WHAT IS BEING ASKED: Could you reproduce the material below line for line, with no changes at all?

Dataset entries:

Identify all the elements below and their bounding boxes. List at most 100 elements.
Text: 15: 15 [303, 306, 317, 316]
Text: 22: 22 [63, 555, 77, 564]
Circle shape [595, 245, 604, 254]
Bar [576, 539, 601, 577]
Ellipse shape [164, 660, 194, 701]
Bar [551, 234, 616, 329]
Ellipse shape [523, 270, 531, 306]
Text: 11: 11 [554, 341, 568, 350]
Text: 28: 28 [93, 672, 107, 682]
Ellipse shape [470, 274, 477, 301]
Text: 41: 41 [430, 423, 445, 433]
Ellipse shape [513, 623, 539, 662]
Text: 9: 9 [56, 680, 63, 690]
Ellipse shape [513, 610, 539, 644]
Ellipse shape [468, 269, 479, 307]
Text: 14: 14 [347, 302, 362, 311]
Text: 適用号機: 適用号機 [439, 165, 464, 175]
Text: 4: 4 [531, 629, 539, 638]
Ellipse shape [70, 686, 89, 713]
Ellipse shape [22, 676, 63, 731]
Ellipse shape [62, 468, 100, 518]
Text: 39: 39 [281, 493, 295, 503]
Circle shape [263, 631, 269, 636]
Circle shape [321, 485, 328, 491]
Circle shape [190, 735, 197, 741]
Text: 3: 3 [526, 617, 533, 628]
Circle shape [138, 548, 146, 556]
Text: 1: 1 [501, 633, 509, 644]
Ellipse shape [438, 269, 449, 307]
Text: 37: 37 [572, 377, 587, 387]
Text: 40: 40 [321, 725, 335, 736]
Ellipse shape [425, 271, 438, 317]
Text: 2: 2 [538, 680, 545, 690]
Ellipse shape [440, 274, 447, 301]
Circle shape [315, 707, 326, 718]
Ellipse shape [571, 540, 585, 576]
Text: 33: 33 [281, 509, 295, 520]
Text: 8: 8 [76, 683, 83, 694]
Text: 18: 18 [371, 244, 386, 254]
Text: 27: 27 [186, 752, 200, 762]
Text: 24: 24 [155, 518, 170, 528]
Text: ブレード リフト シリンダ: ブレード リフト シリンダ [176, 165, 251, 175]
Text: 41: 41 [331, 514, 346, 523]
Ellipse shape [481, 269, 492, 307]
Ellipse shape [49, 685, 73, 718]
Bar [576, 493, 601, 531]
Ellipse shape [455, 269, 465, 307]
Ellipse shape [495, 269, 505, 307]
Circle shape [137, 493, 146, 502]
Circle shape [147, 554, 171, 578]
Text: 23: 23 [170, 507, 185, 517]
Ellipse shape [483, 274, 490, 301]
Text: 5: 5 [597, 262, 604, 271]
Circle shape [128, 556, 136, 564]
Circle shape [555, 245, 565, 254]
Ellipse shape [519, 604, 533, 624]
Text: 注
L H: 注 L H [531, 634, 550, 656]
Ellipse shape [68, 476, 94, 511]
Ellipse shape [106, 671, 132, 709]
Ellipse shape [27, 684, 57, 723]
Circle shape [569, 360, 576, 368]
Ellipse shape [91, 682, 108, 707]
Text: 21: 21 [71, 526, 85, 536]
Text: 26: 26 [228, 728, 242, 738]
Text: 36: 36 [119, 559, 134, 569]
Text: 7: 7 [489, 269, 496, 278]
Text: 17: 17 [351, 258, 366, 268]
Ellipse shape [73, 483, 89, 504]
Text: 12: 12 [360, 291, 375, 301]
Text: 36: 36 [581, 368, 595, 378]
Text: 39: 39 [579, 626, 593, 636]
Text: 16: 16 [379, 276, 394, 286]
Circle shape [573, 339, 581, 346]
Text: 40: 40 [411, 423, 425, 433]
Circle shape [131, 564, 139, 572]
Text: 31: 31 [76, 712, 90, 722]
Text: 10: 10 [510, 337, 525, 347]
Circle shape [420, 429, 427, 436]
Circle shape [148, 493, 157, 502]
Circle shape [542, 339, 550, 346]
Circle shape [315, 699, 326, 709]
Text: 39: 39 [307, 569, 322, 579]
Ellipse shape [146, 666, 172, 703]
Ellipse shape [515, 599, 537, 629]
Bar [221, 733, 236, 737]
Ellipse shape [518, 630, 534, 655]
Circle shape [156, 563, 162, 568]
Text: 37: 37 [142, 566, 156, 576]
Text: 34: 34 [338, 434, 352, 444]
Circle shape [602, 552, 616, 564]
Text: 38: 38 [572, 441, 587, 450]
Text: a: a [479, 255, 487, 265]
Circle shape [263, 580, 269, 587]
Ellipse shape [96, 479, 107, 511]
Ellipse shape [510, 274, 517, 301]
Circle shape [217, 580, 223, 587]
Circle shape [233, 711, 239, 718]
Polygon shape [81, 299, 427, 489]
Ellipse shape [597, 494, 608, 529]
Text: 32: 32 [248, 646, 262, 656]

RESULT OF THIS EXERCISE:
Identify all the elements below and their bounding boxes. List at most 100 elements.
Text: 15: 15 [303, 306, 317, 316]
Text: 22: 22 [63, 555, 77, 564]
Circle shape [595, 245, 604, 254]
Bar [576, 539, 601, 577]
Ellipse shape [164, 660, 194, 701]
Bar [551, 234, 616, 329]
Ellipse shape [523, 270, 531, 306]
Text: 11: 11 [554, 341, 568, 350]
Text: 28: 28 [93, 672, 107, 682]
Ellipse shape [470, 274, 477, 301]
Text: 41: 41 [430, 423, 445, 433]
Ellipse shape [513, 623, 539, 662]
Text: 9: 9 [56, 680, 63, 690]
Ellipse shape [513, 610, 539, 644]
Ellipse shape [468, 269, 479, 307]
Text: 14: 14 [347, 302, 362, 311]
Text: 適用号機: 適用号機 [439, 165, 464, 175]
Text: 4: 4 [531, 629, 539, 638]
Ellipse shape [70, 686, 89, 713]
Ellipse shape [22, 676, 63, 731]
Ellipse shape [62, 468, 100, 518]
Text: 39: 39 [281, 493, 295, 503]
Circle shape [263, 631, 269, 636]
Circle shape [321, 485, 328, 491]
Circle shape [190, 735, 197, 741]
Text: 3: 3 [526, 617, 533, 628]
Circle shape [138, 548, 146, 556]
Text: 1: 1 [501, 633, 509, 644]
Ellipse shape [438, 269, 449, 307]
Text: 37: 37 [572, 377, 587, 387]
Text: 40: 40 [321, 725, 335, 736]
Ellipse shape [425, 271, 438, 317]
Text: 2: 2 [538, 680, 545, 690]
Ellipse shape [440, 274, 447, 301]
Circle shape [315, 707, 326, 718]
Ellipse shape [571, 540, 585, 576]
Text: 33: 33 [281, 509, 295, 520]
Text: 8: 8 [76, 683, 83, 694]
Text: 18: 18 [371, 244, 386, 254]
Text: 27: 27 [186, 752, 200, 762]
Text: 24: 24 [155, 518, 170, 528]
Text: ブレード リフト シリンダ: ブレード リフト シリンダ [176, 165, 251, 175]
Text: 41: 41 [331, 514, 346, 523]
Ellipse shape [481, 269, 492, 307]
Ellipse shape [49, 685, 73, 718]
Bar [576, 493, 601, 531]
Ellipse shape [455, 269, 465, 307]
Ellipse shape [495, 269, 505, 307]
Circle shape [137, 493, 146, 502]
Circle shape [147, 554, 171, 578]
Text: 23: 23 [170, 507, 185, 517]
Ellipse shape [483, 274, 490, 301]
Text: 5: 5 [597, 262, 604, 271]
Circle shape [128, 556, 136, 564]
Circle shape [555, 245, 565, 254]
Ellipse shape [519, 604, 533, 624]
Text: 注
L H: 注 L H [531, 634, 550, 656]
Ellipse shape [68, 476, 94, 511]
Ellipse shape [106, 671, 132, 709]
Ellipse shape [27, 684, 57, 723]
Circle shape [569, 360, 576, 368]
Ellipse shape [91, 682, 108, 707]
Text: 21: 21 [71, 526, 85, 536]
Text: 26: 26 [228, 728, 242, 738]
Text: 36: 36 [119, 559, 134, 569]
Text: 7: 7 [489, 269, 496, 278]
Text: 17: 17 [351, 258, 366, 268]
Ellipse shape [73, 483, 89, 504]
Text: 12: 12 [360, 291, 375, 301]
Text: 36: 36 [581, 368, 595, 378]
Text: 39: 39 [579, 626, 593, 636]
Text: 16: 16 [379, 276, 394, 286]
Circle shape [573, 339, 581, 346]
Text: 40: 40 [411, 423, 425, 433]
Circle shape [131, 564, 139, 572]
Text: 31: 31 [76, 712, 90, 722]
Text: 10: 10 [510, 337, 525, 347]
Circle shape [420, 429, 427, 436]
Circle shape [148, 493, 157, 502]
Circle shape [542, 339, 550, 346]
Circle shape [315, 699, 326, 709]
Text: 39: 39 [307, 569, 322, 579]
Ellipse shape [146, 666, 172, 703]
Ellipse shape [515, 599, 537, 629]
Bar [221, 733, 236, 737]
Ellipse shape [518, 630, 534, 655]
Circle shape [156, 563, 162, 568]
Text: 37: 37 [142, 566, 156, 576]
Text: 34: 34 [338, 434, 352, 444]
Circle shape [602, 552, 616, 564]
Text: 38: 38 [572, 441, 587, 450]
Text: a: a [479, 255, 487, 265]
Circle shape [263, 580, 269, 587]
Ellipse shape [96, 479, 107, 511]
Ellipse shape [510, 274, 517, 301]
Circle shape [217, 580, 223, 587]
Circle shape [233, 711, 239, 718]
Polygon shape [81, 299, 427, 489]
Ellipse shape [597, 494, 608, 529]
Text: 32: 32 [248, 646, 262, 656]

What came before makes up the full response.